Dataset records
_ _ _

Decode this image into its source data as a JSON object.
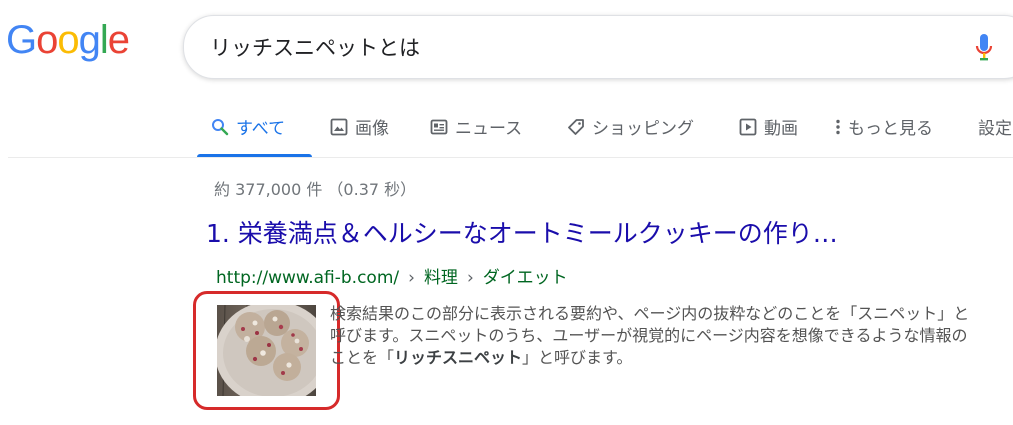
{
  "logo": {
    "letters": [
      {
        "char": "G",
        "color": "#4285F4"
      },
      {
        "char": "o",
        "color": "#EA4335"
      },
      {
        "char": "o",
        "color": "#FBBC05"
      },
      {
        "char": "g",
        "color": "#4285F4"
      },
      {
        "char": "l",
        "color": "#34A853"
      },
      {
        "char": "e",
        "color": "#EA4335"
      }
    ]
  },
  "search": {
    "query": "リッチスニペットとは",
    "mic_icon": "microphone-icon"
  },
  "tabs": [
    {
      "label": "すべて",
      "icon": "search-icon",
      "active": true
    },
    {
      "label": "画像",
      "icon": "image-icon",
      "active": false
    },
    {
      "label": "ニュース",
      "icon": "news-icon",
      "active": false
    },
    {
      "label": "ショッピング",
      "icon": "tag-icon",
      "active": false
    },
    {
      "label": "動画",
      "icon": "play-icon",
      "active": false
    },
    {
      "label": "もっと見る",
      "icon": "more-vert-icon",
      "active": false
    },
    {
      "label": "設定",
      "icon": "",
      "active": false
    }
  ],
  "colors": {
    "accent": "#1a73e8",
    "link": "#1a0dab",
    "url": "#006621",
    "highlight_frame": "#d62a2a"
  },
  "results": {
    "stats": "約 377,000 件 （0.37 秒）",
    "title": "1. 栄養満点＆ヘルシーなオートミールクッキーの作り…",
    "url": "http://www.afi-b.com/",
    "breadcrumb_1": "料理",
    "breadcrumb_2": "ダイエット",
    "breadcrumb_sep": "›",
    "snippet_part1": "検索結果のこの部分に表示される要約や、ページ内の抜粋などのことを「スニペット」と呼びます。スニペットのうち、ユーザーが視覚的にページ内容を想像できるような情報のことを「",
    "snippet_bold": "リッチスニペット",
    "snippet_part2": "」と呼びます。"
  }
}
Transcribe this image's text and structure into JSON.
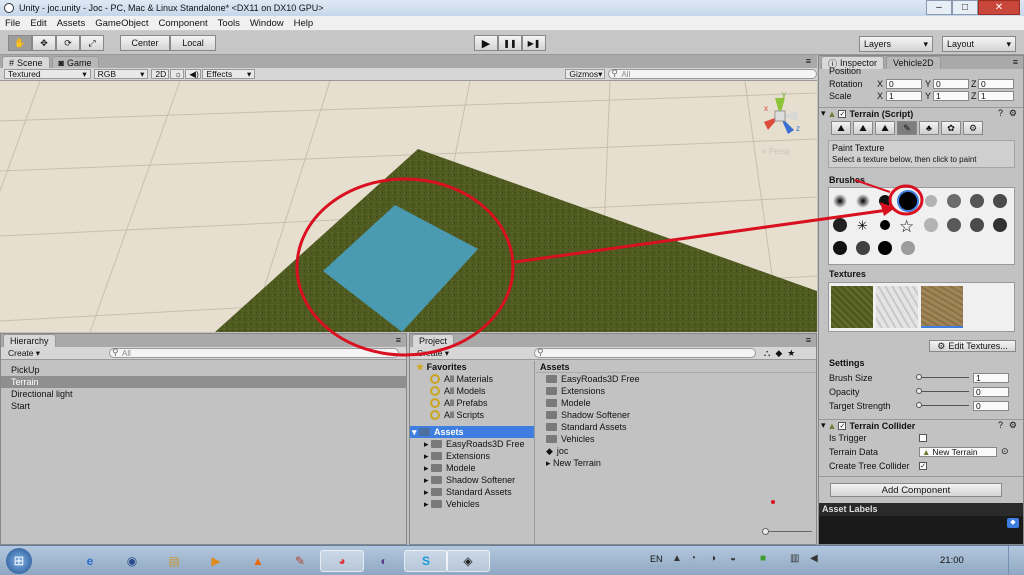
{
  "window": {
    "title": "Unity - joc.unity - Joc - PC, Mac & Linux Standalone* <DX11 on DX10 GPU>",
    "minimize": "–",
    "maximize": "□",
    "close": "✕"
  },
  "menu": [
    "File",
    "Edit",
    "Assets",
    "GameObject",
    "Component",
    "Tools",
    "Window",
    "Help"
  ],
  "toolbar": {
    "center": "Center",
    "local": "Local",
    "layers": "Layers",
    "layout": "Layout",
    "play": "▶",
    "pause": "❚❚",
    "step": "▶❚"
  },
  "scene": {
    "tabs": [
      "Scene",
      "Game"
    ],
    "shading": "Textured",
    "rgb": "RGB",
    "mode2d": "2D",
    "sun": "☼",
    "audio": "◀)",
    "effects": "Effects",
    "gizmos": "Gizmos",
    "search_placeholder": "All",
    "persp": "≡ Persp",
    "gizmo_axes": {
      "x": "x",
      "y": "y",
      "z": "z"
    }
  },
  "hierarchy": {
    "tab": "Hierarchy",
    "create": "Create",
    "search_placeholder": "All",
    "items": [
      "PickUp",
      "Terrain",
      "Directional light",
      "Start"
    ],
    "selected_index": 1
  },
  "project": {
    "tab": "Project",
    "create": "Create",
    "favorites_label": "Favorites",
    "favorites": [
      "All Materials",
      "All Models",
      "All Prefabs",
      "All Scripts"
    ],
    "assets_label": "Assets",
    "tree_assets": [
      "EasyRoads3D Free",
      "Extensions",
      "Modele",
      "Shadow Softener",
      "Standard Assets",
      "Vehicles"
    ],
    "breadcrumb": "Assets",
    "right_items": [
      "EasyRoads3D Free",
      "Extensions",
      "Modele",
      "Shadow Softener",
      "Standard Assets",
      "Vehicles",
      "joc",
      "New Terrain"
    ],
    "filter_icons": [
      "search-filter",
      "label-filter",
      "star-filter"
    ]
  },
  "inspector": {
    "tabs": [
      "Inspector",
      "Vehicle2D"
    ],
    "transform": {
      "position_label": "Position",
      "rotation_label": "Rotation",
      "scale_label": "Scale",
      "rotation": {
        "x": "0",
        "y": "0",
        "z": "0"
      },
      "scale": {
        "x": "1",
        "y": "1",
        "z": "1"
      },
      "axis_x": "X",
      "axis_y": "Y",
      "axis_z": "Z"
    },
    "terrain_script": {
      "title": "Terrain (Script)",
      "tool_title": "Paint Texture",
      "tool_hint": "Select a texture below, then click to paint"
    },
    "brushes_label": "Brushes",
    "textures_label": "Textures",
    "edit_textures": "Edit Textures...",
    "settings": {
      "label": "Settings",
      "brush_size_label": "Brush Size",
      "brush_size": "1",
      "opacity_label": "Opacity",
      "opacity": "0",
      "target_strength_label": "Target Strength",
      "target_strength": "0"
    },
    "collider": {
      "title": "Terrain Collider",
      "is_trigger_label": "Is Trigger",
      "terrain_data_label": "Terrain Data",
      "terrain_data": "New Terrain",
      "create_tree_colliders_label": "Create Tree Collider",
      "create_tree_colliders": true
    },
    "add_component": "Add Component",
    "asset_labels": "Asset Labels"
  },
  "taskbar": {
    "language": "EN",
    "clock": "21:00",
    "start": "⊞"
  },
  "colors": {
    "accent_selection": "#3d7ee0",
    "annotation_red": "#d8101f",
    "terrain_green": "#4f5a21",
    "water_blue": "#4aa0bf"
  }
}
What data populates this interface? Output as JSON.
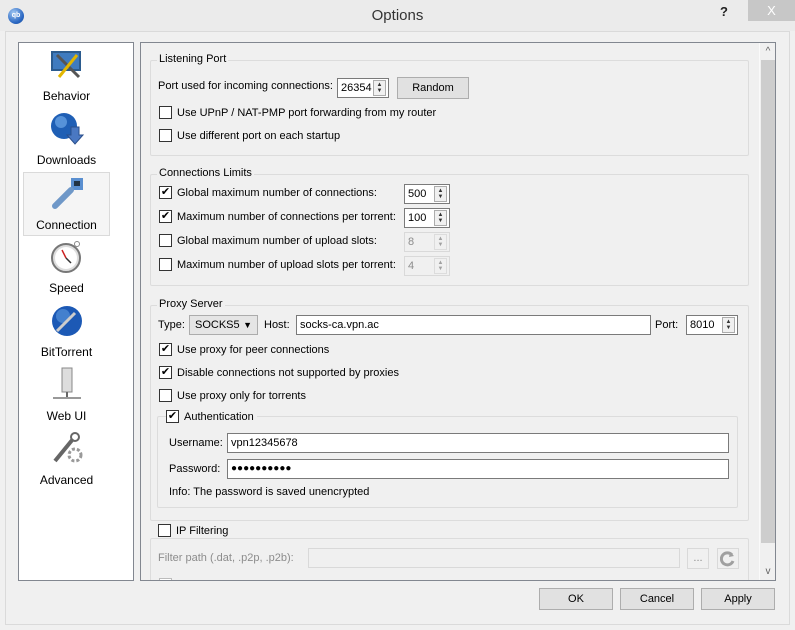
{
  "window": {
    "title": "Options",
    "app_icon": "qbittorrent-logo",
    "help_label": "?",
    "close_label": "X"
  },
  "sidebar": {
    "items": [
      {
        "label": "Behavior",
        "icon": "behavior-icon",
        "active": false
      },
      {
        "label": "Downloads",
        "icon": "downloads-icon",
        "active": false
      },
      {
        "label": "Connection",
        "icon": "connection-icon",
        "active": true
      },
      {
        "label": "Speed",
        "icon": "speed-icon",
        "active": false
      },
      {
        "label": "BitTorrent",
        "icon": "bittorrent-icon",
        "active": false
      },
      {
        "label": "Web UI",
        "icon": "webui-icon",
        "active": false
      },
      {
        "label": "Advanced",
        "icon": "advanced-icon",
        "active": false
      }
    ]
  },
  "listening_port": {
    "title": "Listening Port",
    "port_label": "Port used for incoming connections:",
    "port_value": "26354",
    "random_label": "Random",
    "upnp_label": "Use UPnP / NAT-PMP port forwarding from my router",
    "upnp_checked": false,
    "diff_port_label": "Use different port on each startup",
    "diff_port_checked": false
  },
  "connection_limits": {
    "title": "Connections Limits",
    "global_max_label": "Global maximum number of connections:",
    "global_max_value": "500",
    "global_max_checked": true,
    "per_torrent_label": "Maximum number of connections per torrent:",
    "per_torrent_value": "100",
    "per_torrent_checked": true,
    "global_upload_label": "Global maximum number of upload slots:",
    "global_upload_value": "8",
    "global_upload_checked": false,
    "upload_per_torrent_label": "Maximum number of upload slots per torrent:",
    "upload_per_torrent_value": "4",
    "upload_per_torrent_checked": false
  },
  "proxy": {
    "title": "Proxy Server",
    "type_label": "Type:",
    "type_value": "SOCKS5",
    "host_label": "Host:",
    "host_value": "socks-ca.vpn.ac",
    "port_label": "Port:",
    "port_value": "8010",
    "peer_label": "Use proxy for peer connections",
    "peer_checked": true,
    "disable_label": "Disable connections not supported by proxies",
    "disable_checked": true,
    "torrents_only_label": "Use proxy only for torrents",
    "torrents_only_checked": false,
    "auth": {
      "title": "Authentication",
      "checked": true,
      "username_label": "Username:",
      "username_value": "vpn12345678",
      "password_label": "Password:",
      "password_value": "●●●●●●●●●●",
      "info": "Info: The password is saved unencrypted"
    }
  },
  "ip_filtering": {
    "title": "IP Filtering",
    "checked": false,
    "filter_path_label": "Filter path (.dat, .p2p, .p2b):",
    "filter_path_value": "",
    "browse_label": "...",
    "reload_icon": "reload-icon"
  },
  "footer": {
    "ok_label": "OK",
    "cancel_label": "Cancel",
    "apply_label": "Apply"
  },
  "glyphs": {
    "check": "✔",
    "up": "▲",
    "down": "▼",
    "caret": "▼",
    "scroll_up": "^",
    "scroll_down": "v"
  }
}
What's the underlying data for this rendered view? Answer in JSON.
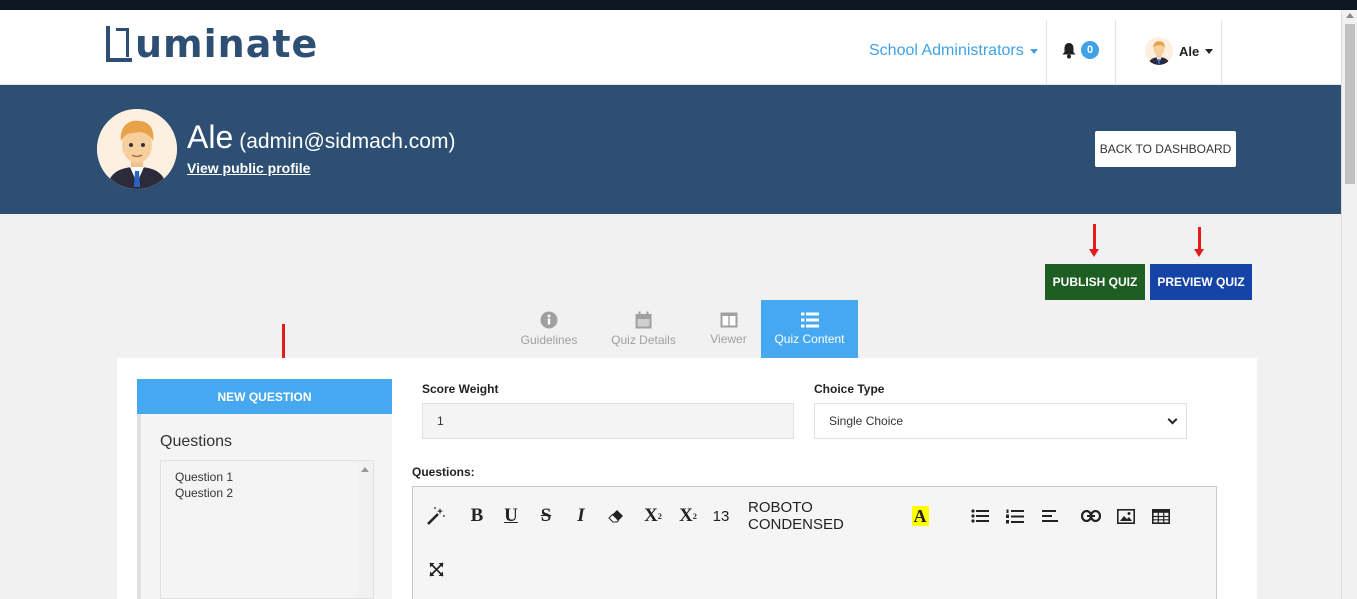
{
  "brand": {
    "name": "uminate"
  },
  "nav": {
    "role_menu": "School Administrators",
    "notifications_count": "0",
    "user_name": "Ale"
  },
  "profile": {
    "name": "Ale",
    "email": "(admin@sidmach.com)",
    "link": "View public profile",
    "back_button": "BACK TO DASHBOARD"
  },
  "actions": {
    "publish": "PUBLISH QUIZ",
    "preview": "PREVIEW QUIZ"
  },
  "tabs": [
    {
      "label": "Guidelines",
      "icon": "info-circle-icon",
      "active": false
    },
    {
      "label": "Quiz Details",
      "icon": "calendar-icon",
      "active": false
    },
    {
      "label": "Viewer",
      "icon": "columns-icon",
      "active": false
    },
    {
      "label": "Quiz Content",
      "icon": "list-icon",
      "active": true
    }
  ],
  "sidebar": {
    "new_question": "NEW QUESTION",
    "title": "Questions",
    "items": [
      "Question 1",
      "Question 2"
    ]
  },
  "form": {
    "score_weight_label": "Score Weight",
    "score_weight_value": "1",
    "choice_type_label": "Choice Type",
    "choice_type_value": "Single Choice",
    "questions_label": "Questions:"
  },
  "editor": {
    "font_size": "13",
    "font_name": "ROBOTO CONDENSED",
    "tools": [
      "magic-wand-icon",
      "bold-icon",
      "underline-icon",
      "strikethrough-icon",
      "italic-icon",
      "eraser-icon",
      "superscript-icon",
      "subscript-icon",
      "highlight-color-icon",
      "unordered-list-icon",
      "ordered-list-icon",
      "align-icon",
      "link-icon",
      "image-icon",
      "table-icon",
      "fullscreen-icon"
    ]
  },
  "colors": {
    "navy": "#2c4f73",
    "accent_blue": "#45a8f0",
    "publish_green": "#1e5e22",
    "preview_blue": "#1544a6",
    "annotation_red": "#e31b1b"
  }
}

_ _ _

* Aim *
Work through the data and report how many of its lines hold the word "this", giving only the figure.

* Finished exercise *
4